_EXERCISE PROMPT:_ Decide whether each statement agrees with the passage on stakes below, answering yes or no and quoting the passage's deciding words. 1. The writer calls Story the best book about engaging an audience that the writer has read. 2. Building scenes can do without risk for the protagonist. 3. The crit partner's agent made the comment about stakes only once.

_EXTRACT TO READ:_
.....

This morning that book was Story, by Robert McKee. Easily the best book about how to engage an audience that I've ever read. I'm reviewing conflict and act design.
Here're a few tidbits-
Here's a simple test to apply to any story. Ask: What is the risk? What does the protagonist stand to lose if he does not get what he wants? More specifically, what's the worst thing that will happen to the protagonist if he does not achieve his desire?Ouch. Not worthy of telling. Sound like any memoires you've read? I kid, memoire-writers. Or is this one of those jokes that reveals my true feelings?
If this question cannot be answered in a compelling way, the story is misconceived at its core. For example, if the answer is: "Should the protagonist fail, life would go back to normal," this story is not worthy of telling.
Okay, let's take this concept down to the scene level. In a particular scene, what happens if your protagonist fails? If it's a return to real life, that's a problem, too. There are building scenes where the conflict is increasing without coming to a conclusion, sure, but there must be risk for the protagonist. There must be stakes, and they must be high.
A crit partner told me that's what her agent commented to her over and over in her edits: Raise the stakes.

.....

_GIVEN RECORDS:_
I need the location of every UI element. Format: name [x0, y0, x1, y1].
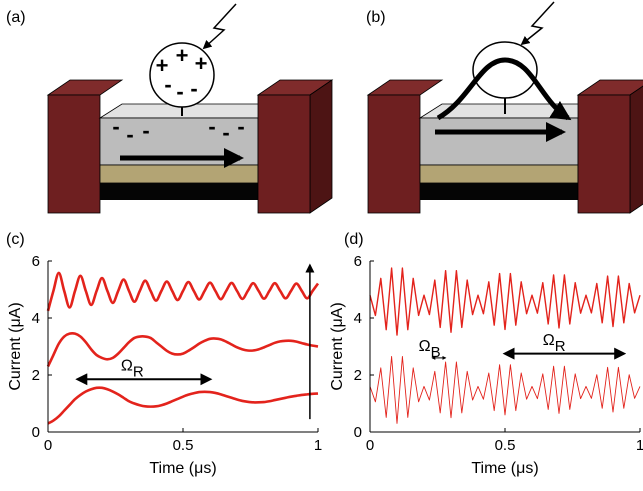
data-line	[48, 388, 318, 424]
negative-charge: -	[164, 72, 171, 97]
x-tick-label: 0	[366, 437, 374, 454]
annotation-symbol: Ω	[121, 358, 133, 375]
x-tick-label: 1	[636, 437, 643, 454]
y-tick-label: 6	[354, 253, 362, 270]
data-line	[48, 273, 318, 311]
x-tick-label: 0	[44, 437, 52, 454]
page: (a)(b)(c)(d)+++---------024600.51Time (μ…	[0, 0, 643, 491]
diagram-b	[368, 2, 643, 213]
diagram-a	[48, 4, 332, 213]
data-line	[48, 333, 318, 366]
y-tick-label: 4	[354, 310, 362, 327]
panel-label: (a)	[6, 9, 26, 26]
negative-charge: -	[208, 114, 215, 139]
figure: (a)(b)(c)(d)+++---------024600.51Time (μ…	[0, 0, 643, 491]
negative-charge: -	[142, 118, 149, 143]
y-axis-label: Current (μA)	[7, 302, 24, 390]
data-line	[370, 268, 640, 335]
annotation-subscript: B	[431, 344, 441, 361]
y-tick-label: 6	[32, 253, 40, 270]
annotation-symbol: Ω	[419, 338, 431, 355]
panel-label: (b)	[366, 9, 386, 26]
annotation: ΩR	[543, 332, 566, 355]
positive-charge: +	[176, 43, 189, 68]
positive-charge: +	[195, 51, 208, 76]
negative-charge: -	[237, 114, 244, 139]
panel-label: (c)	[6, 231, 25, 248]
panel-label: (d)	[344, 231, 364, 248]
negative-charge: -	[112, 114, 119, 139]
annotation: ΩB	[419, 338, 441, 361]
y-tick-label: 0	[354, 424, 362, 441]
x-tick-label: 0.5	[173, 437, 194, 454]
annotation-subscript: R	[555, 338, 566, 355]
x-axis-label: Time (μs)	[471, 460, 538, 477]
annotation-symbol: Ω	[543, 332, 555, 349]
negative-charge: -	[126, 122, 133, 147]
x-tick-label: 1	[314, 437, 322, 454]
annotation-subscript: R	[133, 364, 144, 381]
y-tick-label: 2	[32, 367, 40, 384]
y-tick-label: 0	[32, 424, 40, 441]
y-axis-label: Current (μA)	[329, 302, 346, 390]
x-tick-label: 0.5	[495, 437, 516, 454]
y-tick-label: 2	[354, 367, 362, 384]
negative-charge: -	[222, 120, 229, 145]
annotation: ΩR	[121, 358, 144, 381]
x-axis-label: Time (μs)	[149, 460, 216, 477]
negative-charge: -	[190, 76, 197, 101]
y-tick-label: 4	[32, 310, 40, 327]
negative-charge: -	[176, 79, 183, 104]
data-line	[370, 356, 640, 423]
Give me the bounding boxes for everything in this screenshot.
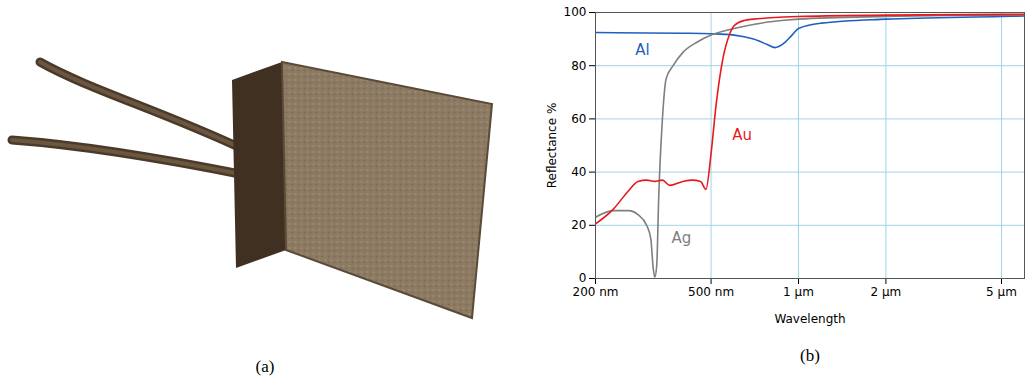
svg-text:500 nm: 500 nm <box>688 285 734 299</box>
svg-text:80: 80 <box>571 59 586 73</box>
svg-text:60: 60 <box>571 112 586 126</box>
html-text:(b): (b) <box>800 346 820 365</box>
svg-text:5 µm: 5 µm <box>986 285 1017 299</box>
svg-text:Au: Au <box>732 126 752 144</box>
svg-text:0: 0 <box>579 271 587 285</box>
svg-text:200 nm: 200 nm <box>572 285 618 299</box>
svg-text:100: 100 <box>564 5 587 19</box>
svg-text:1 µm: 1 µm <box>783 285 814 299</box>
svg-text:Al: Al <box>635 41 649 59</box>
svg-text:Reflectance %: Reflectance % <box>545 103 559 189</box>
svg-text:2 µm: 2 µm <box>871 285 902 299</box>
svg-text:Ag: Ag <box>671 229 691 247</box>
svg-text:20: 20 <box>571 218 586 232</box>
svg-text:40: 40 <box>571 165 586 179</box>
html-text:(a): (a) <box>255 357 275 376</box>
svg-text:Wavelength: Wavelength <box>774 312 845 326</box>
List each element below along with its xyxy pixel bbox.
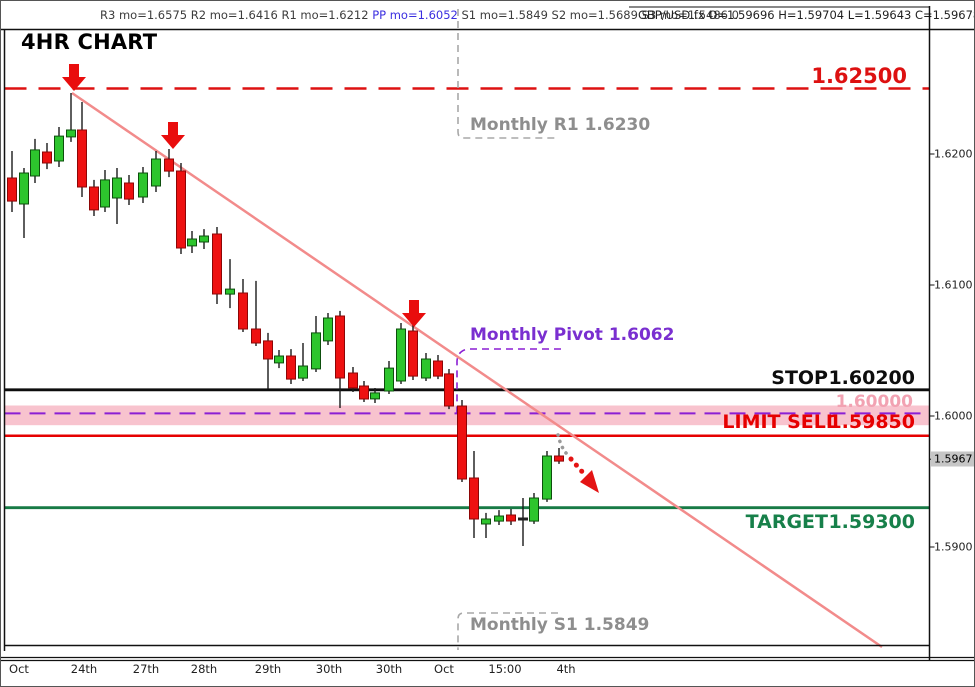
candle <box>42 143 52 170</box>
price-axis-label: 1.6200 <box>934 147 973 161</box>
candle <box>176 163 186 254</box>
candle <box>518 498 528 546</box>
time-axis-label: Oct <box>434 662 454 676</box>
candle <box>286 349 296 384</box>
candle <box>89 179 99 216</box>
monthly-r1-bracket <box>457 9 558 139</box>
candle <box>481 512 491 538</box>
monthly-pivot-summary: R3 mo=1.6575 R2 mo=1.6416 R1 mo=1.6212 P… <box>100 8 739 22</box>
candle <box>164 149 174 178</box>
projection-path-red <box>568 456 588 478</box>
time-axis-label: 30th <box>375 662 403 676</box>
candle <box>298 343 308 381</box>
stop-price-label: 1.60200 <box>828 367 915 389</box>
candle <box>100 170 110 212</box>
candle <box>112 168 122 224</box>
candle <box>274 350 284 369</box>
candle <box>335 310 345 408</box>
candle <box>225 259 235 309</box>
time-axis-label: 27th <box>132 662 160 676</box>
sell-arrow-icon <box>402 300 426 327</box>
candle <box>384 361 394 394</box>
candle <box>311 316 321 372</box>
limit-sell-price-label: 1.59850 <box>828 411 915 433</box>
candle <box>457 400 467 482</box>
candle <box>433 355 443 380</box>
symbol-ohlc-readout: GBP/USD.fx O=1.59696 H=1.59704 L=1.59643… <box>638 8 975 22</box>
current-price-badge: 1.5967 <box>931 451 974 467</box>
candle <box>77 102 87 197</box>
monthly-s1-label: Monthly S1 1.5849 <box>470 615 650 635</box>
pivot-summary-pp: PP mo=1.6052 <box>372 8 458 22</box>
monthly-s1-bracket <box>457 612 558 650</box>
candle <box>323 313 333 345</box>
chart-title: 4HR CHART <box>21 30 158 54</box>
time-axis-label: 24th <box>70 662 98 676</box>
time-axis-label: 15:00 <box>488 662 522 676</box>
target-price-label: 1.59300 <box>828 511 915 533</box>
price-axis-label: 1.5900 <box>934 540 973 554</box>
candle <box>138 167 148 203</box>
price-axis-label: 1.6000 <box>934 409 973 423</box>
candle <box>238 279 248 332</box>
candle <box>469 451 479 538</box>
candle <box>19 168 29 238</box>
candle <box>187 231 197 253</box>
time-axis-label: 28th <box>190 662 218 676</box>
candle <box>506 509 516 525</box>
candle <box>421 353 431 381</box>
price-axis[interactable] <box>927 29 974 653</box>
sell-arrow-icon <box>62 64 86 91</box>
stop-label: STOP <box>771 367 828 389</box>
candle <box>151 151 161 192</box>
candle <box>529 493 539 524</box>
projection-arrowhead-icon <box>580 470 599 493</box>
projection-path-gray <box>556 433 568 455</box>
candle <box>199 229 209 249</box>
limit-sell-label: LIMIT SELL <box>722 411 838 433</box>
resistance-price-label: 1.62500 <box>811 64 907 88</box>
candle <box>542 451 552 502</box>
candle <box>408 325 418 380</box>
candle <box>263 332 273 389</box>
candle <box>444 369 454 410</box>
candle <box>494 510 504 525</box>
price-axis-label: 1.6100 <box>934 278 973 292</box>
candle <box>348 367 358 392</box>
time-axis-label: 4th <box>556 662 576 676</box>
time-axis-label: 29th <box>254 662 282 676</box>
pivot-summary-pre: R3 mo=1.6575 R2 mo=1.6416 R1 mo=1.6212 <box>100 8 373 22</box>
candle <box>370 388 380 403</box>
sell-arrow-icon <box>161 122 185 149</box>
monthly-pivot-bracket <box>456 348 561 413</box>
target-label: TARGET <box>745 511 828 533</box>
candle <box>212 227 222 304</box>
candle <box>66 93 76 142</box>
candle <box>554 448 564 464</box>
candle <box>359 381 369 402</box>
candle <box>124 175 134 205</box>
time-axis-label: 30th <box>315 662 343 676</box>
pivot-summary-post: S1 mo=1.5849 S2 mo=1.5689 S3 mo=1.5486 0 <box>457 8 739 22</box>
candle <box>30 138 40 183</box>
round-number-price-label: 1.60000 <box>835 392 913 412</box>
time-axis-label: Oct <box>9 662 29 676</box>
candle <box>54 127 64 167</box>
monthly-pivot-label: Monthly Pivot 1.6062 <box>470 325 675 345</box>
candle <box>251 280 261 346</box>
downtrend-trendline[interactable] <box>71 91 883 649</box>
monthly-r1-label: Monthly R1 1.6230 <box>470 115 651 135</box>
candle <box>396 323 406 384</box>
candle <box>7 151 17 212</box>
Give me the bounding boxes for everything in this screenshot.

.....

_ANSWER:_
1. Yes: "Easily the best book about how to engage an audience that I've ever read."
2. No: "but there must be risk for the protagonist."
3. No: "commented to her over and over in her edits: Raise the stakes."